Exercise task: Copy each line in which the string "this" occurs.

Recorded data:
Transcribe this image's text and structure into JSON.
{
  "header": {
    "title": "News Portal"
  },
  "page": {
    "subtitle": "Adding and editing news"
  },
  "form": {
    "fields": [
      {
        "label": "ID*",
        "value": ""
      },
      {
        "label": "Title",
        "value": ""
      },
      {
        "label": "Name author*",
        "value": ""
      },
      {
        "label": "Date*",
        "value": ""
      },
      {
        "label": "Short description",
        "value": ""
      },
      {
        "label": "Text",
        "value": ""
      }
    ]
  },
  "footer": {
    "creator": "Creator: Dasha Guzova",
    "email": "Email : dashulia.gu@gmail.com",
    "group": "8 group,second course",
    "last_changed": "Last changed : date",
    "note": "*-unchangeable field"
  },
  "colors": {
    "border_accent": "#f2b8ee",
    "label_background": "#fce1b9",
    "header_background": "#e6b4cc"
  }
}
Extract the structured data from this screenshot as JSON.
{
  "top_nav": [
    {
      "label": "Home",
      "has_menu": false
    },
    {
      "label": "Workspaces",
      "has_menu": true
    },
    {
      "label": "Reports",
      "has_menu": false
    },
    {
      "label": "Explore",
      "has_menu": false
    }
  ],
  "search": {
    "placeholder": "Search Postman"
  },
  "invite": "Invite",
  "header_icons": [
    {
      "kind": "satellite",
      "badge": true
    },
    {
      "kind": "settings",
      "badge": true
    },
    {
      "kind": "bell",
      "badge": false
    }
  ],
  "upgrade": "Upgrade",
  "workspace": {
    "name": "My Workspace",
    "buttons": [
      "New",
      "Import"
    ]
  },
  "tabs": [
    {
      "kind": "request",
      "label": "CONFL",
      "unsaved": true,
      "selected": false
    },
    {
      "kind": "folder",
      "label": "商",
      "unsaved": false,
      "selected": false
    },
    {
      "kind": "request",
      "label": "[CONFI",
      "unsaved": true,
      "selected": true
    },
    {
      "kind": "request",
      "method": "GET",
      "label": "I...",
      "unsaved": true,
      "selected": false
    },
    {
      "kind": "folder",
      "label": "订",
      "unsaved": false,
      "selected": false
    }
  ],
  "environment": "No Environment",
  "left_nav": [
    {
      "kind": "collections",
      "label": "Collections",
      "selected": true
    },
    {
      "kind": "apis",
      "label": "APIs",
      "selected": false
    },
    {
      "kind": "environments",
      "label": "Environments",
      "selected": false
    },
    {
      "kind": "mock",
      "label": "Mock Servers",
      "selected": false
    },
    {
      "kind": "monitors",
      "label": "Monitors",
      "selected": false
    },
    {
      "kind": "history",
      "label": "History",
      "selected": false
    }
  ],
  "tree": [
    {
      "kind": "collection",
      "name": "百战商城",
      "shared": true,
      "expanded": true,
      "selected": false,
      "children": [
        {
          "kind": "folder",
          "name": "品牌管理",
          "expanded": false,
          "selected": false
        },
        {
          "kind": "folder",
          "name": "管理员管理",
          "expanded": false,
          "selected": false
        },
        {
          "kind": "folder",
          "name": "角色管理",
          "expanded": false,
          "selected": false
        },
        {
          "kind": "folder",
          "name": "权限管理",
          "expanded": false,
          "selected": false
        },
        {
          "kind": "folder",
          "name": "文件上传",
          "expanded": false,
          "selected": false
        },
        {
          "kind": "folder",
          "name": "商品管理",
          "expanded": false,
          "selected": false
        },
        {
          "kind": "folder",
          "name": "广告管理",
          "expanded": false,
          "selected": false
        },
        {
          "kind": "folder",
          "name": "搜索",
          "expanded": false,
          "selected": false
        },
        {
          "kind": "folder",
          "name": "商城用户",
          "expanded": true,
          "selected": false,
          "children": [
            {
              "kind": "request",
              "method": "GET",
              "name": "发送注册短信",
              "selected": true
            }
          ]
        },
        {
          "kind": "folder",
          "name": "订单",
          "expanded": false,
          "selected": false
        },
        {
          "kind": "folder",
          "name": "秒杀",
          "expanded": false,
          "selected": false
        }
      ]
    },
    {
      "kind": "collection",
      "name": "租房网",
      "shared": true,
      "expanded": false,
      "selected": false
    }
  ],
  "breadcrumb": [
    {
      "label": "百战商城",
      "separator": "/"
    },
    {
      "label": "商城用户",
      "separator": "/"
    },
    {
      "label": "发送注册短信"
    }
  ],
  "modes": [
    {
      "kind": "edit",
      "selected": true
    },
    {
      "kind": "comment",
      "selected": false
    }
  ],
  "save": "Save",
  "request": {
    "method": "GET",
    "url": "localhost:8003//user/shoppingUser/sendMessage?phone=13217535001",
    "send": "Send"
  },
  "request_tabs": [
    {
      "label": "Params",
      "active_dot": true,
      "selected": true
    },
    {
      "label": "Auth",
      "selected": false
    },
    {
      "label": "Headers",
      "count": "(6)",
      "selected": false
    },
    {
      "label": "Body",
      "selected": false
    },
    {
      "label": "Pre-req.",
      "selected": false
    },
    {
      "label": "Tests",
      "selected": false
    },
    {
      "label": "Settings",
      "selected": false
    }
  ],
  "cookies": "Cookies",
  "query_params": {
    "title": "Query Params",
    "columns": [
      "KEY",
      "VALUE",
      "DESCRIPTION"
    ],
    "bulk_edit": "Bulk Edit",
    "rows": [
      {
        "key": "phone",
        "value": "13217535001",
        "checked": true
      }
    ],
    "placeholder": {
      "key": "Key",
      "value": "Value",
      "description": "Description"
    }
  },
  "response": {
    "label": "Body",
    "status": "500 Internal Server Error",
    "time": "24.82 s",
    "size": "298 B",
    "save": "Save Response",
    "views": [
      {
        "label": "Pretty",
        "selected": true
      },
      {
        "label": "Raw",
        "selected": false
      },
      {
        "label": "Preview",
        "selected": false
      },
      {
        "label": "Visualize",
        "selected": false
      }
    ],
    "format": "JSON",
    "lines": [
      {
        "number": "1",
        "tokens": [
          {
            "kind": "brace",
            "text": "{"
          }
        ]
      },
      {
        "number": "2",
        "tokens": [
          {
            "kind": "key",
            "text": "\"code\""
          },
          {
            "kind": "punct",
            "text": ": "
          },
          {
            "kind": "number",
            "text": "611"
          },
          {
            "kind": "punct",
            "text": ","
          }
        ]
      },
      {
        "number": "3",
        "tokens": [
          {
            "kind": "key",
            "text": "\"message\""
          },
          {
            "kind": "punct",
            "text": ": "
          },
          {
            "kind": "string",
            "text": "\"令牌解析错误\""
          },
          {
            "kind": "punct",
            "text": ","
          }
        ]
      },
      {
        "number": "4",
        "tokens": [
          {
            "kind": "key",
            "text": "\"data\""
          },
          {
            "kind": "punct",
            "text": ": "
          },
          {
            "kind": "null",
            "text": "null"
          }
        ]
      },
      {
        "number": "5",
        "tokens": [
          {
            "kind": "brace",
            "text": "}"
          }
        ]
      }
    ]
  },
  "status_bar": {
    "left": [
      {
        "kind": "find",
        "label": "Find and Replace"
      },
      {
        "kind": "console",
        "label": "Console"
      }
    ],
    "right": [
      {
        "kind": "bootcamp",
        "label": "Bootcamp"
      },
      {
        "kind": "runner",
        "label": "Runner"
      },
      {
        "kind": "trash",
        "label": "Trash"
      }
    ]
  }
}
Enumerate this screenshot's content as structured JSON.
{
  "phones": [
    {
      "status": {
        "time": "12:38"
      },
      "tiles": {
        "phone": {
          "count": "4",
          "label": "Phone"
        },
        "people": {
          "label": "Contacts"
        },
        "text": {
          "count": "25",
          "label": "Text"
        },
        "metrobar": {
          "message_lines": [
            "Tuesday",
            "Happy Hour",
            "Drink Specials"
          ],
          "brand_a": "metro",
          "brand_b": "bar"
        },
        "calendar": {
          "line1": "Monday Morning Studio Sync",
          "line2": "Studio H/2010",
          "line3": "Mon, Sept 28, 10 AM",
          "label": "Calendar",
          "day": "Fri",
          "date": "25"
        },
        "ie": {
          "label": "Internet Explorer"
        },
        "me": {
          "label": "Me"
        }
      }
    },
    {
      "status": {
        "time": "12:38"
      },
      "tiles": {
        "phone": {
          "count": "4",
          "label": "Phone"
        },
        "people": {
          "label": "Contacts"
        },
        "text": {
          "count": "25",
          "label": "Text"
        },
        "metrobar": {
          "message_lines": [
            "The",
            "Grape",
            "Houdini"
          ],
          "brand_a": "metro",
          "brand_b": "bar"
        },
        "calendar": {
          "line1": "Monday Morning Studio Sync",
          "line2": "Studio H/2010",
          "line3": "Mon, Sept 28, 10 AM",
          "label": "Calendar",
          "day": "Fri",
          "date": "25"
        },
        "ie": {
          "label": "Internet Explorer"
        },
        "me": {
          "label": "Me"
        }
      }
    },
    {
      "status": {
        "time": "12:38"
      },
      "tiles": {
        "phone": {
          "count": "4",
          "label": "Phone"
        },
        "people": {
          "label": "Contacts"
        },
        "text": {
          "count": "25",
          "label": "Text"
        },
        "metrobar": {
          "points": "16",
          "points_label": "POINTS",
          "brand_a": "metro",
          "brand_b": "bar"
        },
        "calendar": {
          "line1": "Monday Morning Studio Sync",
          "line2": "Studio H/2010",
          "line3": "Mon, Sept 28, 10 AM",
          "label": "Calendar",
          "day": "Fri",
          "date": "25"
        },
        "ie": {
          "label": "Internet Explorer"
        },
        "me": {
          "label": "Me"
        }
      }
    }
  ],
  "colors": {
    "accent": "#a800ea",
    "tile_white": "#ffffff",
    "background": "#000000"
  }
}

Answer for the task:
Transcribe this image's text and structure into JSON.
Extract the structured data from this screenshot as JSON.
Enumerate this screenshot's content as structured JSON.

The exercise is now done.